**Aim of the task**
Extract, word for word, the items from the line containing "Segment this screenshot: for" through the line containing "legend-title: Probability (Percent". Leave the pictures out of your answer.

**Entries provided**
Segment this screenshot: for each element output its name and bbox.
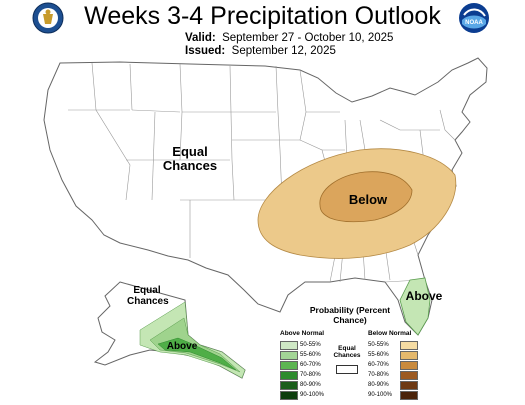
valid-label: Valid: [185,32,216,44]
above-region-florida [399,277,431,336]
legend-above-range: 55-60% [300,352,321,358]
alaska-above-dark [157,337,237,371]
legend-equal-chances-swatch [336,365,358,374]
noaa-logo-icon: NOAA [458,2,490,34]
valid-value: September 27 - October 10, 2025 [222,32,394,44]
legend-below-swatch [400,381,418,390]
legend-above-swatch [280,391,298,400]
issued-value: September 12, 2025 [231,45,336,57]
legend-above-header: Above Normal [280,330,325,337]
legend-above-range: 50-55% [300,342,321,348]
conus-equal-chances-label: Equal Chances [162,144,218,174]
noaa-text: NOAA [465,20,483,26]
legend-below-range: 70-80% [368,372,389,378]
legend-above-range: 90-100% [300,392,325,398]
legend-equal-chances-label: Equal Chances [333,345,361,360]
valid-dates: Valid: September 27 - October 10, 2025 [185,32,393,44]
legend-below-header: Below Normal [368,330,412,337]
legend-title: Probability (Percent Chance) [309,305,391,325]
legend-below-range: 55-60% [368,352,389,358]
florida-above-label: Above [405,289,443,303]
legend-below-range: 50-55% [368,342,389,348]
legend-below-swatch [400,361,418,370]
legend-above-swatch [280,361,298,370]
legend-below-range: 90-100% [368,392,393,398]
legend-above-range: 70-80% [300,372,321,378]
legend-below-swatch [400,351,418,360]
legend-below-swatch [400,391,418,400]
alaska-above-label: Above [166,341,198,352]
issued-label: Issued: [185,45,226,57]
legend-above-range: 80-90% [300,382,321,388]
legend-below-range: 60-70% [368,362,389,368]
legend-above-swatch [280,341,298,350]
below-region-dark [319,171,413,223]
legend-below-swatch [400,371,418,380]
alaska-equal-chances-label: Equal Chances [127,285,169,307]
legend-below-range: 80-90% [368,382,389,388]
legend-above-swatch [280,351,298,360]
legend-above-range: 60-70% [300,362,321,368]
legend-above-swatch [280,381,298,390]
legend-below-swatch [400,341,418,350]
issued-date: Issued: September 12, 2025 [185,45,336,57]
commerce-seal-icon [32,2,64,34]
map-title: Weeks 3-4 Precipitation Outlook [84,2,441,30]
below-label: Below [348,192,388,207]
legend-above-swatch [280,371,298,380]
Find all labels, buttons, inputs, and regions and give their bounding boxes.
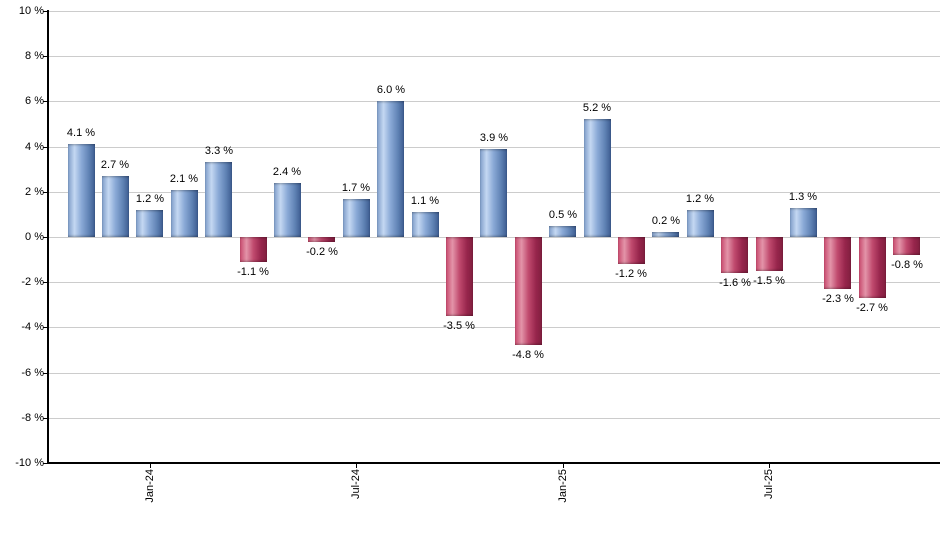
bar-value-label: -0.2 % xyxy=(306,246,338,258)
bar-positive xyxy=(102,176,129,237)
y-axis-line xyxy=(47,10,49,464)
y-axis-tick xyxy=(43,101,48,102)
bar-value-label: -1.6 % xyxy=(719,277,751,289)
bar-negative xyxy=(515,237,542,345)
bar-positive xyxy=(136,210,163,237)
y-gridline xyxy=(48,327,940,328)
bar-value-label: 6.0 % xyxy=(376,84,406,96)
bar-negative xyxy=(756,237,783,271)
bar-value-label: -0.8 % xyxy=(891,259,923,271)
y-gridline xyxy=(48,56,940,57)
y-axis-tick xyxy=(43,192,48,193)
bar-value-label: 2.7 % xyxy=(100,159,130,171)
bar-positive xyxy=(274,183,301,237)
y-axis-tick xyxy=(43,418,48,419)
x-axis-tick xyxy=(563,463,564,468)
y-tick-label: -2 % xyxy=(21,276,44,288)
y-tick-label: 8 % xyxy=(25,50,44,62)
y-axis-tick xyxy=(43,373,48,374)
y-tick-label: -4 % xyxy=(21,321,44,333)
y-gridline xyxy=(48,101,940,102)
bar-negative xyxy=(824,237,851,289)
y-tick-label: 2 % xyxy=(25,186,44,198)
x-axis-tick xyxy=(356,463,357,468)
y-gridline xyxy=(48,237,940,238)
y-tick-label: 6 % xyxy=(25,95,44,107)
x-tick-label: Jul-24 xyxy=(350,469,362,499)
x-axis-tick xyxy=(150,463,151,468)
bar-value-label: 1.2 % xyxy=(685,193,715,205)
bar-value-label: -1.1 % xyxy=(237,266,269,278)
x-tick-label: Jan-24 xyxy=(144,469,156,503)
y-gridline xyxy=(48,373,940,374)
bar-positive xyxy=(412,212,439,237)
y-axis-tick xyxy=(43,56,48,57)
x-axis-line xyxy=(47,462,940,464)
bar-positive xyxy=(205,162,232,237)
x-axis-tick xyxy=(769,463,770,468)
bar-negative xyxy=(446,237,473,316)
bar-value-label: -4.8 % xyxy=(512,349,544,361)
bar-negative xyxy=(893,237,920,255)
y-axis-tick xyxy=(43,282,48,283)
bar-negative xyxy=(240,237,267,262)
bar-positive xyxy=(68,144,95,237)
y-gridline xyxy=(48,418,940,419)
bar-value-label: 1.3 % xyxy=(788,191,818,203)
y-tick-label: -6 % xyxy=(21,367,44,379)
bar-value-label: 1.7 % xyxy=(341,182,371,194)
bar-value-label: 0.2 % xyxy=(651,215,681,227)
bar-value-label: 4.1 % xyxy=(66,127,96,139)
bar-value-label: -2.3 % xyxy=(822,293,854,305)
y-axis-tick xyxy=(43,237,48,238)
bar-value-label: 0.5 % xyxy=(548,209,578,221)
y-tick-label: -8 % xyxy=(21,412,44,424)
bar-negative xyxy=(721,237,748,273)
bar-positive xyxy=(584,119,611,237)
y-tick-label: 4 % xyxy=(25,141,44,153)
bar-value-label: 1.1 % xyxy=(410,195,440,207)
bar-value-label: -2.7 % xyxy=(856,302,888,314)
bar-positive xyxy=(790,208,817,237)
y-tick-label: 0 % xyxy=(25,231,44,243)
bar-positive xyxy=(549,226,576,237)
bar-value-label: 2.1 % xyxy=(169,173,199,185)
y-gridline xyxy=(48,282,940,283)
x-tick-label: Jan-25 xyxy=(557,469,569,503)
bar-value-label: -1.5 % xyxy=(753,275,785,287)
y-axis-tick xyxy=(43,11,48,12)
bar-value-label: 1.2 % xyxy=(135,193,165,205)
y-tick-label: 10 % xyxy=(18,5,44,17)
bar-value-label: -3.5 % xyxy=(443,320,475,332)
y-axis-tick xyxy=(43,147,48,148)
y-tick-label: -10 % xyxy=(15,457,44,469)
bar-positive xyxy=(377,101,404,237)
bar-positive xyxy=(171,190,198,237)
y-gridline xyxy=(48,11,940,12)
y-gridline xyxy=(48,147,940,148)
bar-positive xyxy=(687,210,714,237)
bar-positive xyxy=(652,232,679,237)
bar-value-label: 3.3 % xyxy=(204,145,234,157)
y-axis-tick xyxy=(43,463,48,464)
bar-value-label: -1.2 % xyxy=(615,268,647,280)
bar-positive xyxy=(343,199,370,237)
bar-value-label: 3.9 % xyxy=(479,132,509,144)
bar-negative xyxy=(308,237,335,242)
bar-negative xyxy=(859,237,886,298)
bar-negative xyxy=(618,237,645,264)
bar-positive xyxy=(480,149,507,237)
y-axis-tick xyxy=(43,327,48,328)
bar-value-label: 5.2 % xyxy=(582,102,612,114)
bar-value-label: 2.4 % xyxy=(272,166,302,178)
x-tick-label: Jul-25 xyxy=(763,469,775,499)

* * *

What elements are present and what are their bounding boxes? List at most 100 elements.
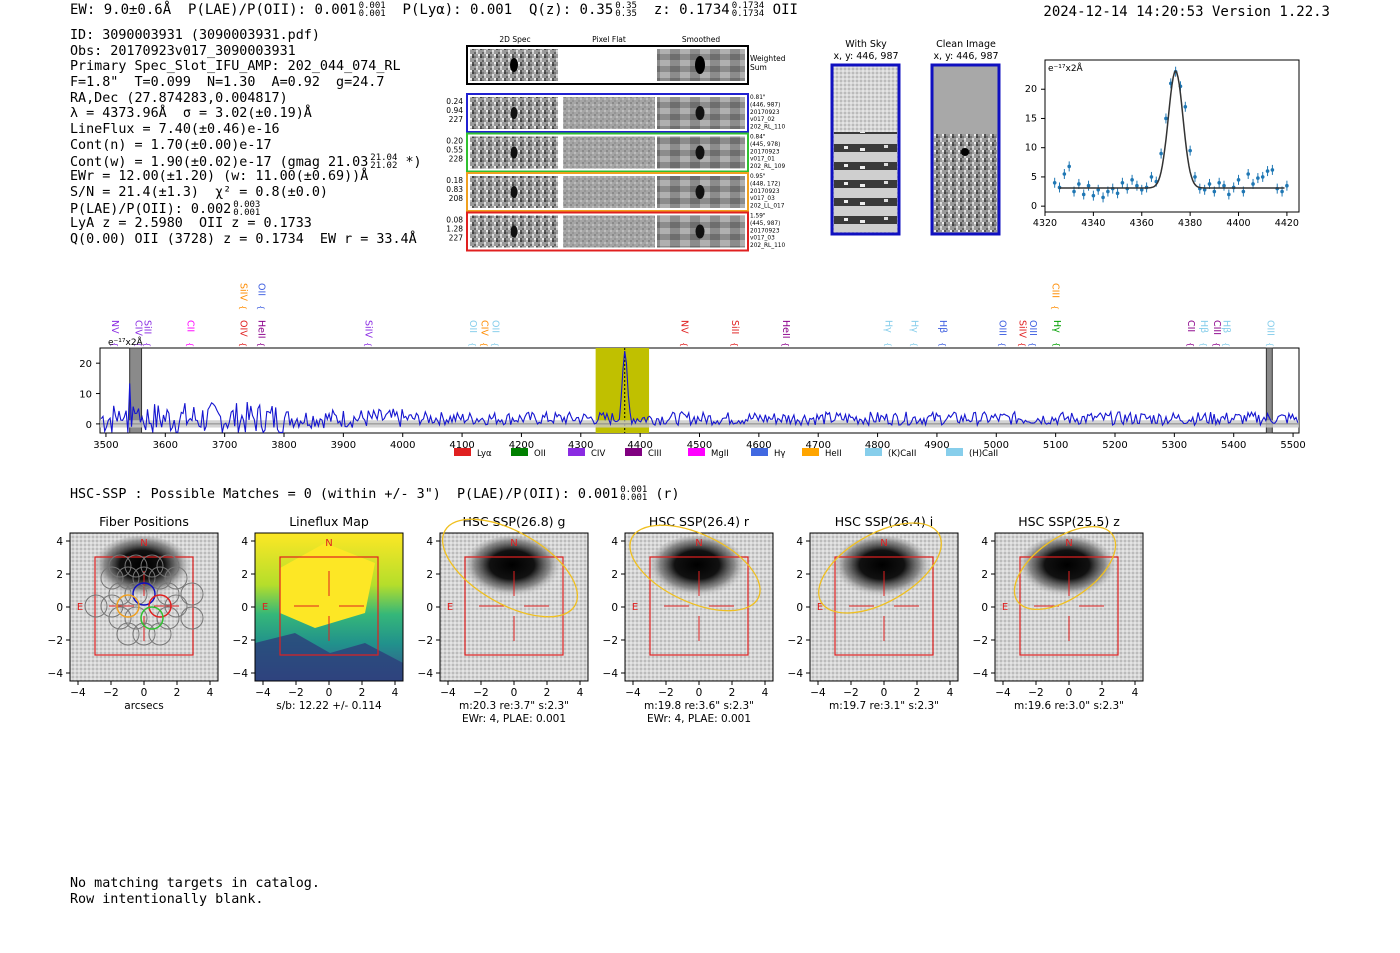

**Expected answer**
Segment this screenshot: for each element output its name and bbox.
valid-label: Valid: [185,32,216,44]
above-region-florida [399,277,431,336]
legend-above-range: 55-60% [300,352,321,358]
alaska-above-dark [157,337,237,371]
legend-equal-chances-swatch [336,365,358,374]
noaa-logo-icon: NOAA [458,2,490,34]
valid-value: September 27 - October 10, 2025 [222,32,394,44]
legend-below-swatch [400,381,418,390]
legend-above-swatch [280,391,298,400]
issued-value: September 12, 2025 [231,45,336,57]
legend-above-header: Above Normal [280,330,325,337]
legend-above-range: 50-55% [300,342,321,348]
conus-equal-chances-label: Equal Chances [162,144,218,174]
noaa-text: NOAA [465,20,483,26]
legend-below-range: 70-80% [368,372,389,378]
legend-above-range: 90-100% [300,392,325,398]
legend-equal-chances-label: Equal Chances [333,345,361,360]
valid-dates: Valid: September 27 - October 10, 2025 [185,32,393,44]
legend-below-header: Below Normal [368,330,412,337]
legend-title: Probability (Percent Chance) [309,305,391,325]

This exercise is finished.